[START Source records]

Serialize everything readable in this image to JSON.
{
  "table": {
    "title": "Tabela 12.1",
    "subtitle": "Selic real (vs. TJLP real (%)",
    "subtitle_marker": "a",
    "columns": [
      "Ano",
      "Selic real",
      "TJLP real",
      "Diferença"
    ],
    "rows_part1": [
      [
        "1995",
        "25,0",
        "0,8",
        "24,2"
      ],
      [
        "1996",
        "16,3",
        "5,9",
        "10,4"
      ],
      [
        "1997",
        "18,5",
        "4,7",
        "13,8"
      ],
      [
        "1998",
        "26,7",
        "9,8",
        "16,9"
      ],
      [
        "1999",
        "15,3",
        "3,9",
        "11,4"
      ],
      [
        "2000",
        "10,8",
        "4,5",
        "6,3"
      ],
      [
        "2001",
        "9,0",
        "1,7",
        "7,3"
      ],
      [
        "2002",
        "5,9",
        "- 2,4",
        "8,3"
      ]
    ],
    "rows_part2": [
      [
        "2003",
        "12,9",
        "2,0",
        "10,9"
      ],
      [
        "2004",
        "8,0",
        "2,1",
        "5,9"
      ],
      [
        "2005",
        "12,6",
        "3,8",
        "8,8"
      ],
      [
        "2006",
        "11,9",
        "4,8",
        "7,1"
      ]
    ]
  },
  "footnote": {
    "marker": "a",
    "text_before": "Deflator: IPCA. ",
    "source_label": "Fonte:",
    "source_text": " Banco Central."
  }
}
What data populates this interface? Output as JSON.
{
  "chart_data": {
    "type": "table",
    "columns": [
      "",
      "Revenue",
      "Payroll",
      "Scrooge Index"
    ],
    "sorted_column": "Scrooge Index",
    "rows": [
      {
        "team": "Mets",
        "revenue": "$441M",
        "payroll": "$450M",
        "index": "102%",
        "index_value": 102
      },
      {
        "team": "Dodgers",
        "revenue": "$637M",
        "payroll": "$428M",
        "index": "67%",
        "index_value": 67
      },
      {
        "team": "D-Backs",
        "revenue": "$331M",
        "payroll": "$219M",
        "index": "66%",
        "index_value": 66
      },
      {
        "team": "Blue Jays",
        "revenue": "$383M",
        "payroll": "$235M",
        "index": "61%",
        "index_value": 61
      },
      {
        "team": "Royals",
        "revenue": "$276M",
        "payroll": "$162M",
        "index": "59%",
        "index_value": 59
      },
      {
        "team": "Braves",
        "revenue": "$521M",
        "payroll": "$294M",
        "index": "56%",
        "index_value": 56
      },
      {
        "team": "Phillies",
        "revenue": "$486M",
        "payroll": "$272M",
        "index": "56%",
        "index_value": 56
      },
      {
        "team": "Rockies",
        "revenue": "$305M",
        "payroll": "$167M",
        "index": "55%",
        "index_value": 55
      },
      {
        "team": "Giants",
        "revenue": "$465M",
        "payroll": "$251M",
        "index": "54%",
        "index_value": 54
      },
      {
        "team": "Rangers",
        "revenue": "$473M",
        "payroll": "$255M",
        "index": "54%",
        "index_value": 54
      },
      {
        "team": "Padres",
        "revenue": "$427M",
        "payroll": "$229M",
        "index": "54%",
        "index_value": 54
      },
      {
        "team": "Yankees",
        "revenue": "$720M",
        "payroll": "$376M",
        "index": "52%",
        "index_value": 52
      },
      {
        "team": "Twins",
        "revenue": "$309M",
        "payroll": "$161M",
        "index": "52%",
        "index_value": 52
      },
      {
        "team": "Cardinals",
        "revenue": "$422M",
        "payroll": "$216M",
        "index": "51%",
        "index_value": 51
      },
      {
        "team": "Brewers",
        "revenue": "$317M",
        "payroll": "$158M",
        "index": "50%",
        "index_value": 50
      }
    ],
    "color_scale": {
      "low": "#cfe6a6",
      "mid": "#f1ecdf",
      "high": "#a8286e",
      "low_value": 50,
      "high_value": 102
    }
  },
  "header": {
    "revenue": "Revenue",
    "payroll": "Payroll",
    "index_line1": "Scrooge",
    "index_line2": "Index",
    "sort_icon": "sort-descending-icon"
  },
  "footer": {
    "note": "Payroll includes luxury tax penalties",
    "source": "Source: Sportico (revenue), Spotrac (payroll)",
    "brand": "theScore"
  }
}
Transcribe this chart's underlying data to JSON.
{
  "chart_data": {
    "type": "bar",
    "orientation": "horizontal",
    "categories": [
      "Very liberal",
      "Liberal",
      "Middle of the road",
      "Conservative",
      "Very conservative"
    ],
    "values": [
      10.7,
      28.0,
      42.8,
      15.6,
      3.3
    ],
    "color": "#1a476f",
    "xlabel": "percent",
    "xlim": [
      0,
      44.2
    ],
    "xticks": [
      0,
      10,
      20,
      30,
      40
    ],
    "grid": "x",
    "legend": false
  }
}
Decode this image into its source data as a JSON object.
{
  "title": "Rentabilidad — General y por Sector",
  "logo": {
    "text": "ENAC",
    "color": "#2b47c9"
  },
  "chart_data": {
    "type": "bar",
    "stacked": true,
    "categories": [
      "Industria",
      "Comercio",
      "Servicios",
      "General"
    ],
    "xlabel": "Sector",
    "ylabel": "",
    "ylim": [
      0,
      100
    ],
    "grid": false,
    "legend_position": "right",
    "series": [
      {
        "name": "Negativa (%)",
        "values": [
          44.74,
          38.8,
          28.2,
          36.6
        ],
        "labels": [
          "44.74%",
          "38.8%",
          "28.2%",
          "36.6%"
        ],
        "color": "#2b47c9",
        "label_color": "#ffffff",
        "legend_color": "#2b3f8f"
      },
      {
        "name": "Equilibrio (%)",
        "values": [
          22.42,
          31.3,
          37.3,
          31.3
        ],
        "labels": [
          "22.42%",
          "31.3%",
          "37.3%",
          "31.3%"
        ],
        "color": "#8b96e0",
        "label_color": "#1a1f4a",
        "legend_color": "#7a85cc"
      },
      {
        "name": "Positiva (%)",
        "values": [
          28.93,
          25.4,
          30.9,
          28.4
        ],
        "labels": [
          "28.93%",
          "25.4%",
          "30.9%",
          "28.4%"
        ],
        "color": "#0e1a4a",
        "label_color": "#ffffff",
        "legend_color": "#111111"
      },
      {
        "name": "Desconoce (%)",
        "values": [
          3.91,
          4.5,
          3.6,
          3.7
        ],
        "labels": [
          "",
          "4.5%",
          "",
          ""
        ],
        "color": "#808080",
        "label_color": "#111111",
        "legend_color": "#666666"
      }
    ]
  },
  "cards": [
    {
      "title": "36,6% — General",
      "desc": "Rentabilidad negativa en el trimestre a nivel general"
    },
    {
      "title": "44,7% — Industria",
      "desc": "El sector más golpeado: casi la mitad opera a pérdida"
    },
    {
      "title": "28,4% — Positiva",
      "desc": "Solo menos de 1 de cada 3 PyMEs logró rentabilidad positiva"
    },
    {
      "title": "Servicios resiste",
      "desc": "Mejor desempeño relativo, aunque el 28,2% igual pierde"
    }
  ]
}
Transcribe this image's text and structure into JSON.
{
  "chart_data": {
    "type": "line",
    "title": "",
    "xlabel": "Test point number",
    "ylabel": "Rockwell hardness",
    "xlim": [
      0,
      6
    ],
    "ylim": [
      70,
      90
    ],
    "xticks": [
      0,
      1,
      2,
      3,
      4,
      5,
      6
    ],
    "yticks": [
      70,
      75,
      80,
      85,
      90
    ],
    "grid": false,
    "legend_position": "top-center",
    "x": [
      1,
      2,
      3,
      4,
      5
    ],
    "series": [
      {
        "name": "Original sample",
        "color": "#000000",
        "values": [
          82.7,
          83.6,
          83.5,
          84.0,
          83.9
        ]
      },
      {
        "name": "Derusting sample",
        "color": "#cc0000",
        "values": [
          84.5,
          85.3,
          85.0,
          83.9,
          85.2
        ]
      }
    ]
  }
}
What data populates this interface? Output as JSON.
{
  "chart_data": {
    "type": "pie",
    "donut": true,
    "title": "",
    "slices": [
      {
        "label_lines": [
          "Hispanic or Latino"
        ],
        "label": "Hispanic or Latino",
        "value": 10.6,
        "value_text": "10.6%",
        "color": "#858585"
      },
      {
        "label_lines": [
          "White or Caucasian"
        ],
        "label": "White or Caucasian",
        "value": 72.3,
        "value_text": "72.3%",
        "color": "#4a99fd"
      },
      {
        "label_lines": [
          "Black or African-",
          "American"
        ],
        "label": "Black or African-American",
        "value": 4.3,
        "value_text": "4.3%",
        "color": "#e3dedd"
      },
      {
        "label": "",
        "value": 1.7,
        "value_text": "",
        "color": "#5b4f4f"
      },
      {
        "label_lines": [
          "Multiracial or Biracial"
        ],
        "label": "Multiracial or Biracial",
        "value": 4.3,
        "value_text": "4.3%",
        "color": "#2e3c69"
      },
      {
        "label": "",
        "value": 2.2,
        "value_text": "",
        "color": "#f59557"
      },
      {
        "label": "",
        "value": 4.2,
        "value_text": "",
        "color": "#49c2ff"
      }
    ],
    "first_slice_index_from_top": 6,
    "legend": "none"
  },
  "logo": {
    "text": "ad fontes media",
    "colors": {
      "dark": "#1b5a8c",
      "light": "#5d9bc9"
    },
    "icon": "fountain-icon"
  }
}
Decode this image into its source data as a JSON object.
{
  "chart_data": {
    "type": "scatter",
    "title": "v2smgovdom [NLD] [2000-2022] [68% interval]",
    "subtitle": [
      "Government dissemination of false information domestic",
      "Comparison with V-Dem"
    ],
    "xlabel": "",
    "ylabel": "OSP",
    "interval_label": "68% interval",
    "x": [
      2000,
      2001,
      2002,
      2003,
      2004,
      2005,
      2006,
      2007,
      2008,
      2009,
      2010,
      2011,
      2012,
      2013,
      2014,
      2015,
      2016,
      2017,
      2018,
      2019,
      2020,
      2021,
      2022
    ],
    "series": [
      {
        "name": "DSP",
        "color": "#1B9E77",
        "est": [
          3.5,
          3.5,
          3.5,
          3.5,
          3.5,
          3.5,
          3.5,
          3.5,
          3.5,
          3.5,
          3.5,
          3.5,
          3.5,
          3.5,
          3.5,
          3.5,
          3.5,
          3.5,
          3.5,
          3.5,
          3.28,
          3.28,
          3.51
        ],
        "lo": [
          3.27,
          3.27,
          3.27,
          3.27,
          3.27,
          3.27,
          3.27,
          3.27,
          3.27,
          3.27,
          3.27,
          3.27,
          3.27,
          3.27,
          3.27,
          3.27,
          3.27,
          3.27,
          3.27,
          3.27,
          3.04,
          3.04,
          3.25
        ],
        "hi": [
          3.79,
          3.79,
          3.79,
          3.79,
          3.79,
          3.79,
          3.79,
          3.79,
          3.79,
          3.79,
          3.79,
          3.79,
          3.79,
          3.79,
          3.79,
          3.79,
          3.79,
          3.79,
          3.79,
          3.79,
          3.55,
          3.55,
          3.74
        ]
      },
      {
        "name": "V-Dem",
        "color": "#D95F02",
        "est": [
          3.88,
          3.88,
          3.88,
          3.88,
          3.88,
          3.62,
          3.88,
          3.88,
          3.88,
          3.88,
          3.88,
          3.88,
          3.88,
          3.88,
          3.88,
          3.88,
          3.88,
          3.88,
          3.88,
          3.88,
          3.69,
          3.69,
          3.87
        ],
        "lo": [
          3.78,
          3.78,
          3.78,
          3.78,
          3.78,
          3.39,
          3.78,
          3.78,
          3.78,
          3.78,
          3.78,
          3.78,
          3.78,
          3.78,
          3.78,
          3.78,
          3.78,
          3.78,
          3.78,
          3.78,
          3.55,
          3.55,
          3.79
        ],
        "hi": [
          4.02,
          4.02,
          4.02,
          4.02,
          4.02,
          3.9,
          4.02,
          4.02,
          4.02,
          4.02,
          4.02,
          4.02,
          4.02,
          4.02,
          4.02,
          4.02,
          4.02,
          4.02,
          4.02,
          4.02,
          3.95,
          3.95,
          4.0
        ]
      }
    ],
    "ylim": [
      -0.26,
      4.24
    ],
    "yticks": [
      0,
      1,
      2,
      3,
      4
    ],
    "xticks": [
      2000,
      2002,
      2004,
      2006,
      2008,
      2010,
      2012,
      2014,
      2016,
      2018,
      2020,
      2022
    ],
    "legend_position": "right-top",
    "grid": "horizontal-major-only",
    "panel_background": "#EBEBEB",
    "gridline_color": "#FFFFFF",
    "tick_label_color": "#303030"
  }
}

[END Source records]

▶ _Task instructions_
Give only the number of lines in the data that include the string "Servicios".

▶ _Expected answer_
2